■ **EXERCISE PROMPT**
Leave out the pictures and transcribe the rest of the records exactly.

■ **RECORDS SUPPLIED**
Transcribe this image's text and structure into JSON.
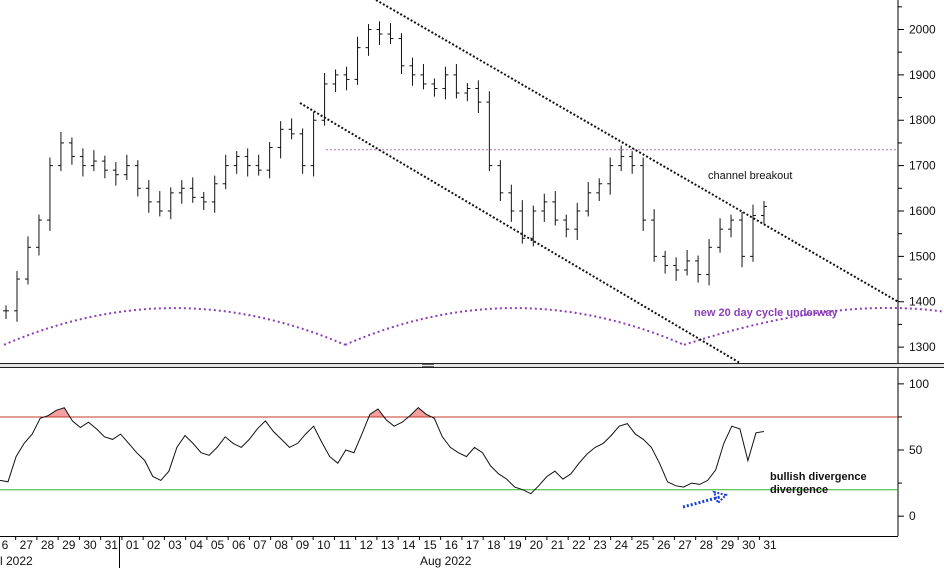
{
  "chart_data": [
    {
      "type": "ohlc",
      "title": "",
      "ylim": [
        1265,
        2065
      ],
      "yticks": [
        1300,
        1400,
        1500,
        1600,
        1700,
        1800,
        1900,
        2000
      ],
      "ytick_labels": [
        "1300",
        "1400",
        "1500",
        "1600",
        "1700",
        "1800",
        "1900",
        "2000"
      ],
      "x_labels": [
        "6",
        "27",
        "28",
        "29",
        "30",
        "31",
        "01",
        "02",
        "03",
        "04",
        "05",
        "06",
        "07",
        "08",
        "09",
        "10",
        "11",
        "12",
        "13",
        "14",
        "15",
        "16",
        "17",
        "18",
        "19",
        "20",
        "21",
        "22",
        "23",
        "24",
        "25",
        "26",
        "27",
        "28",
        "29",
        "30",
        "31"
      ],
      "period_labels": [
        {
          "text": "l 2022",
          "at": 0
        },
        {
          "text": "Aug 2022",
          "at": 20
        }
      ],
      "closes": [
        1380,
        1450,
        1520,
        1580,
        1700,
        1750,
        1720,
        1700,
        1710,
        1690,
        1680,
        1700,
        1650,
        1620,
        1600,
        1640,
        1650,
        1630,
        1620,
        1660,
        1700,
        1720,
        1700,
        1690,
        1740,
        1780,
        1770,
        1700,
        1800,
        1880,
        1900,
        1890,
        1960,
        2000,
        1990,
        1980,
        1920,
        1900,
        1880,
        1870,
        1900,
        1860,
        1870,
        1840,
        1700,
        1640,
        1600,
        1540,
        1600,
        1620,
        1580,
        1560,
        1600,
        1640,
        1660,
        1700,
        1720,
        1700,
        1580,
        1500,
        1480,
        1470,
        1490,
        1460,
        1520,
        1560,
        1580,
        1500,
        1590,
        1610
      ],
      "support_level": 1735,
      "annotations": [
        "channel breakout",
        "new 20 day cycle underway"
      ]
    },
    {
      "type": "line",
      "title": "",
      "ylim": [
        -15,
        112
      ],
      "yticks": [
        0,
        50,
        100
      ],
      "ytick_labels": [
        "0",
        "50",
        "100"
      ],
      "overbought": 75,
      "oversold": 20,
      "values": [
        27,
        26,
        45,
        55,
        62,
        74,
        76,
        80,
        82,
        72,
        67,
        71,
        66,
        60,
        58,
        62,
        55,
        48,
        42,
        30,
        27,
        34,
        52,
        61,
        55,
        48,
        46,
        52,
        60,
        55,
        52,
        58,
        66,
        72,
        64,
        58,
        52,
        55,
        62,
        68,
        56,
        45,
        40,
        50,
        48,
        62,
        77,
        81,
        73,
        68,
        71,
        76,
        82,
        77,
        74,
        60,
        52,
        48,
        45,
        52,
        48,
        38,
        32,
        28,
        22,
        20,
        17,
        23,
        30,
        34,
        28,
        32,
        40,
        47,
        52,
        55,
        61,
        68,
        70,
        62,
        58,
        52,
        40,
        26,
        23,
        22,
        25,
        24,
        27,
        35,
        55,
        68,
        66,
        42,
        63,
        64
      ],
      "annotations": [
        "bullish divergence"
      ]
    }
  ],
  "colors": {
    "price": "#111111",
    "channel": "#111111",
    "support": "#bb66cc",
    "cycle": "#8a3fb8",
    "overbought": "#c0392b",
    "oversold": "#2cb52c",
    "overbought_fill": "#f4a0a0",
    "oscillator": "#111111",
    "divergence_arrow": "#1a3fd6"
  }
}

■ **EXPECTED ANSWER**
Transcribe this image's text and structure into JSON.
{
  "chart_data": [
    {
      "type": "ohlc",
      "title": "",
      "ylim": [
        1265,
        2065
      ],
      "yticks": [
        1300,
        1400,
        1500,
        1600,
        1700,
        1800,
        1900,
        2000
      ],
      "ytick_labels": [
        "1300",
        "1400",
        "1500",
        "1600",
        "1700",
        "1800",
        "1900",
        "2000"
      ],
      "x_labels": [
        "6",
        "27",
        "28",
        "29",
        "30",
        "31",
        "01",
        "02",
        "03",
        "04",
        "05",
        "06",
        "07",
        "08",
        "09",
        "10",
        "11",
        "12",
        "13",
        "14",
        "15",
        "16",
        "17",
        "18",
        "19",
        "20",
        "21",
        "22",
        "23",
        "24",
        "25",
        "26",
        "27",
        "28",
        "29",
        "30",
        "31"
      ],
      "period_labels": [
        {
          "text": "l 2022",
          "at": 0
        },
        {
          "text": "Aug 2022",
          "at": 20
        }
      ],
      "closes": [
        1380,
        1450,
        1520,
        1580,
        1700,
        1750,
        1720,
        1700,
        1710,
        1690,
        1680,
        1700,
        1650,
        1620,
        1600,
        1640,
        1650,
        1630,
        1620,
        1660,
        1700,
        1720,
        1700,
        1690,
        1740,
        1780,
        1770,
        1700,
        1800,
        1880,
        1900,
        1890,
        1960,
        2000,
        1990,
        1980,
        1920,
        1900,
        1880,
        1870,
        1900,
        1860,
        1870,
        1840,
        1700,
        1640,
        1600,
        1540,
        1600,
        1620,
        1580,
        1560,
        1600,
        1640,
        1660,
        1700,
        1720,
        1700,
        1580,
        1500,
        1480,
        1470,
        1490,
        1460,
        1520,
        1560,
        1580,
        1500,
        1590,
        1610
      ],
      "support_level": 1735,
      "annotations": [
        "channel breakout",
        "new 20 day cycle underway"
      ]
    },
    {
      "type": "line",
      "title": "",
      "ylim": [
        -15,
        112
      ],
      "yticks": [
        0,
        50,
        100
      ],
      "ytick_labels": [
        "0",
        "50",
        "100"
      ],
      "overbought": 75,
      "oversold": 20,
      "values": [
        27,
        26,
        45,
        55,
        62,
        74,
        76,
        80,
        82,
        72,
        67,
        71,
        66,
        60,
        58,
        62,
        55,
        48,
        42,
        30,
        27,
        34,
        52,
        61,
        55,
        48,
        46,
        52,
        60,
        55,
        52,
        58,
        66,
        72,
        64,
        58,
        52,
        55,
        62,
        68,
        56,
        45,
        40,
        50,
        48,
        62,
        77,
        81,
        73,
        68,
        71,
        76,
        82,
        77,
        74,
        60,
        52,
        48,
        45,
        52,
        48,
        38,
        32,
        28,
        22,
        20,
        17,
        23,
        30,
        34,
        28,
        32,
        40,
        47,
        52,
        55,
        61,
        68,
        70,
        62,
        58,
        52,
        40,
        26,
        23,
        22,
        25,
        24,
        27,
        35,
        55,
        68,
        66,
        42,
        63,
        64
      ],
      "annotations": [
        "bullish divergence"
      ]
    }
  ],
  "colors": {
    "price": "#111111",
    "channel": "#111111",
    "support": "#bb66cc",
    "cycle": "#8a3fb8",
    "overbought": "#c0392b",
    "oversold": "#2cb52c",
    "overbought_fill": "#f4a0a0",
    "oscillator": "#111111",
    "divergence_arrow": "#1a3fd6"
  }
}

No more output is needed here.